▶ [Source extract]
I think about “U.S. leadership” a lot these days. Well, I have considered this topic more or less daily since the Cold War ended, and especially since the events of Sept. 11, 2001: The fate of American power is the decisive question of our time. Of late everyone seems to be thinking and talking about it. The Trump administration has taken to asserting American leadership routinely. Then there are the Democrats and the never-Trumpers: They are irate because the president is ruining America’s global position. What is what with “U.S. leadership?”
Let us think this over. We are midway in an important point of inflection, if I read things rightly.
“World leader” seems to be inscribed on the Trump administration’s calling cards — the work of the generals who direct his administration on the foreign policy side, in my read. It has for many months claimed a leadership role in a “maximum pressure” campaign against North Korea in response to its missile and nuclear programs. Lately the administration has called on other nations to “stand with the Iranian people” as they protest against corruption and economic deprivation. Now it wants the accord governing Iran’s nuclear accord rewritten. At the extreme there is the decision to recognize Jerusalem as Israel’s capital: Team Trump is nothing if not out front in this case.
In swoop the Democrats. Last Wednesday their Senate foreign relations staff released a report purporting to detail “Vladimir Putin’s nearly two-decades-long assault on democratic institutions, universal values, and the rule of law across Europe and in his own country.” We Americans seem to have an endless appetite for evidence-free manifestations of paranoia of this kind. It is politically useful, among other things. But note the “across Europe.” The Democrats now propose to internationalize and institutionalize the theme. The report — here is the Senate’s summary — calls for yet another American-led “international coalition,” among its 30-odd recommendations. It wants “an annual global summit” to counter “all forms of Russian hybrid threats.”

▶ [Objective 1] In the commentary on U.S. leadership, what does the Senate Democrats' report want held every year?
▶ [Objective 2] Write the next part of the commentary on U.S. leadership, picking up after its last sentence.

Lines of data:
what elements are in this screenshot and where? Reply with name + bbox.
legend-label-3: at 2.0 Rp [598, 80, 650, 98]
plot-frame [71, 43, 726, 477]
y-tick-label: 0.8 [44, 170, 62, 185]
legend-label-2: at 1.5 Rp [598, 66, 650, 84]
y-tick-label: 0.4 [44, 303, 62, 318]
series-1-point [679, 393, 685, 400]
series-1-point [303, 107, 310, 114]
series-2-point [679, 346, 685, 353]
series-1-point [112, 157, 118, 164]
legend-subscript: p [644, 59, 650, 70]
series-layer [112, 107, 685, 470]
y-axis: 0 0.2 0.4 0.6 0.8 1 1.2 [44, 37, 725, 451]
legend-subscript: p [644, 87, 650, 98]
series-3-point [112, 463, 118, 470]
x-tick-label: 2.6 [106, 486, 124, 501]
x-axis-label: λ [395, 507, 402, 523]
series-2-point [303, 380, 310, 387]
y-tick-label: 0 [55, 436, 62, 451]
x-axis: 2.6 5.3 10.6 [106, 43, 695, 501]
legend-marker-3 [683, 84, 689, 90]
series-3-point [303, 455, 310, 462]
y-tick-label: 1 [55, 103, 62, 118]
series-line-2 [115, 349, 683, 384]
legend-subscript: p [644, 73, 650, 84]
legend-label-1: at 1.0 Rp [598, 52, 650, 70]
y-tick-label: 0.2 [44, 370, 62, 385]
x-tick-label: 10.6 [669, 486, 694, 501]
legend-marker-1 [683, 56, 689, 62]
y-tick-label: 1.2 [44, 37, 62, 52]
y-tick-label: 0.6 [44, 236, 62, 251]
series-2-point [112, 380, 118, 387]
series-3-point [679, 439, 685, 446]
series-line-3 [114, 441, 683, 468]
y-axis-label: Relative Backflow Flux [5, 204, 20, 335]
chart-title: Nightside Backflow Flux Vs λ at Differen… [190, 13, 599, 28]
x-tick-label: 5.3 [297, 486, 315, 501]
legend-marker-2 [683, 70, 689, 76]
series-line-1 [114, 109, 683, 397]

▶ [Task output 1] A global summit to counter all forms of Russian hybrid threats.

▶ [Task output 2]
You can read that last sentence again if you like. I’ll wait. Annual Russia–Russia–Russia summits chaired by Americans, given that no one else could conceivably take up such a task: Now this, readers, is American leadership in its very finest hour.
Quiz question: Apart from the intervening decades, how much distance is there between Joe McCarthy and Sen. Ben Cardin of Maryland, the Democrat who initiated the Russia-themed report? I will watch the comment thread, per usual.
Washington is on a leadership binge, let there be no question. And it is always the same in these cases. The man constantly citing books and dropping names is certain to be badly read and poorly connected. “He who speaks does not know, he who knows does not speak,” as Lao Tzu had it. Our policy cliques and politicians noisily assert and claim American leadership precisely because it ebbs before our eyes. This is not Donald Trump’s doing. He happens to be in the White House, and the drift has his mark on it. It is history come a-knockin’, and our leaders — all of them — decline to avail of constructive responses. Under another president it would merely look different.
If there is one thing we all ought to know about our time, I have just described my nomination.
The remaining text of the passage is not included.